▶ **What is required**
Find and return each line containing "satu".

↓↓↓

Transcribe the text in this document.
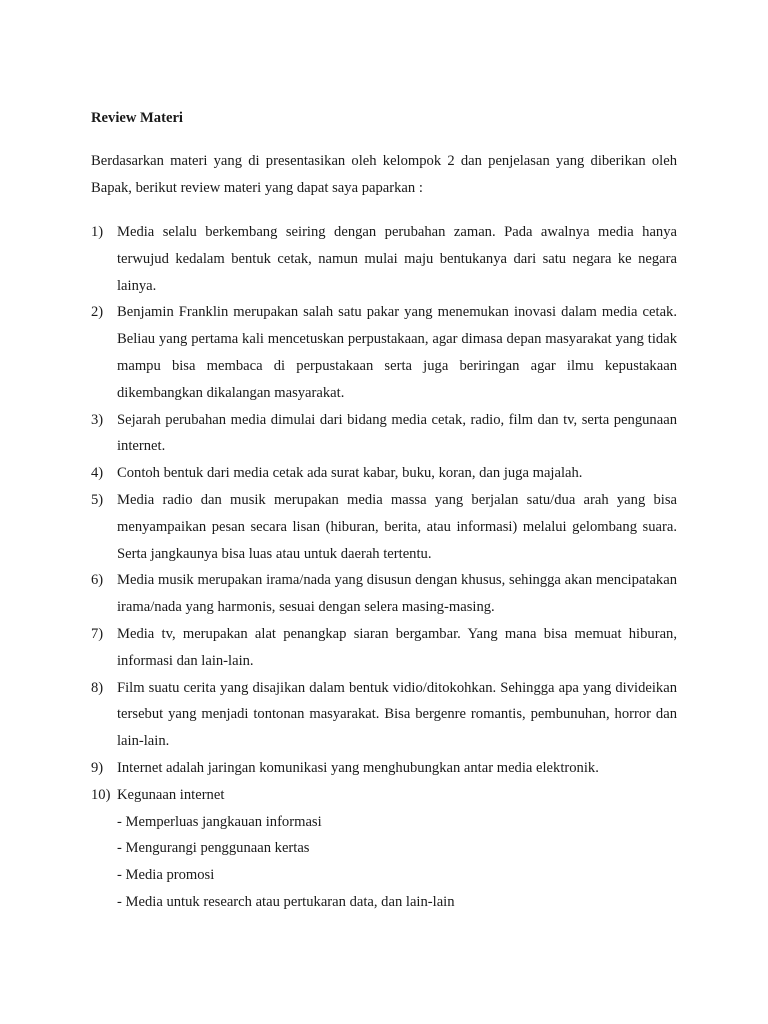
Review Materi
Berdasarkan materi yang di presentasikan oleh kelompok 2 dan penjelasan yang diberikan oleh Bapak, berikut review materi yang dapat saya paparkan :
1) Media selalu berkembang seiring dengan perubahan zaman. Pada awalnya media hanya terwujud kedalam bentuk cetak, namun mulai maju bentukanya dari satu negara ke negara lainya.
2) Benjamin Franklin merupakan salah satu pakar yang menemukan inovasi dalam media cetak. Beliau yang pertama kali mencetuskan perpustakaan, agar dimasa depan masyarakat yang tidak mampu bisa membaca di perpustakaan serta juga beriringan agar ilmu kepustakaan dikembangkan dikalangan masyarakat.
3) Sejarah perubahan media dimulai dari bidang media cetak, radio, film dan tv, serta pengunaan internet.
4) Contoh bentuk dari media cetak ada surat kabar, buku, koran, dan juga majalah.
5) Media radio dan musik merupakan media massa yang berjalan satu/dua arah yang bisa menyampaikan pesan secara lisan (hiburan, berita, atau informasi) melalui gelombang suara. Serta jangkaunya bisa luas atau untuk daerah tertentu.
6) Media musik merupakan irama/nada yang disusun dengan khusus, sehingga akan mencipatakan irama/nada yang harmonis, sesuai dengan selera masing-masing.
7) Media tv, merupakan alat penangkap siaran bergambar. Yang mana bisa memuat hiburan, informasi dan lain-lain.
8) Film suatu cerita yang disajikan dalam bentuk vidio/ditokohkan. Sehingga apa yang divideikan  tersebut yang menjadi tontonan masyarakat. Bisa bergenre romantis, pembunuhan, horror dan lain-lain.
9) Internet adalah jaringan komunikasi yang menghubungkan antar media elektronik.
10) Kegunaan internet
- Memperluas jangkauan informasi
- Mengurangi penggunaan kertas
- Media promosi
- Media untuk research atau pertukaran data, dan lain-lain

↑↑↑

▶ **Task response**
1) Media selalu berkembang seiring dengan perubahan zaman. Pada awalnya media hanya terwujud kedalam bentuk cetak, namun mulai maju bentukanya dari satu negara ke negara lainya.
2) Benjamin Franklin merupakan salah satu pakar yang menemukan inovasi dalam media cetak. Beliau yang pertama kali mencetuskan perpustakaan, agar dimasa depan masyarakat yang tidak mampu bisa membaca di perpustakaan serta juga beriringan agar ilmu kepustakaan dikembangkan dikalangan masyarakat.
5) Media radio dan musik merupakan media massa yang berjalan satu/dua arah yang bisa menyampaikan pesan secara lisan (hiburan, berita, atau informasi) melalui gelombang suara. Serta jangkaunya bisa luas atau untuk daerah tertentu.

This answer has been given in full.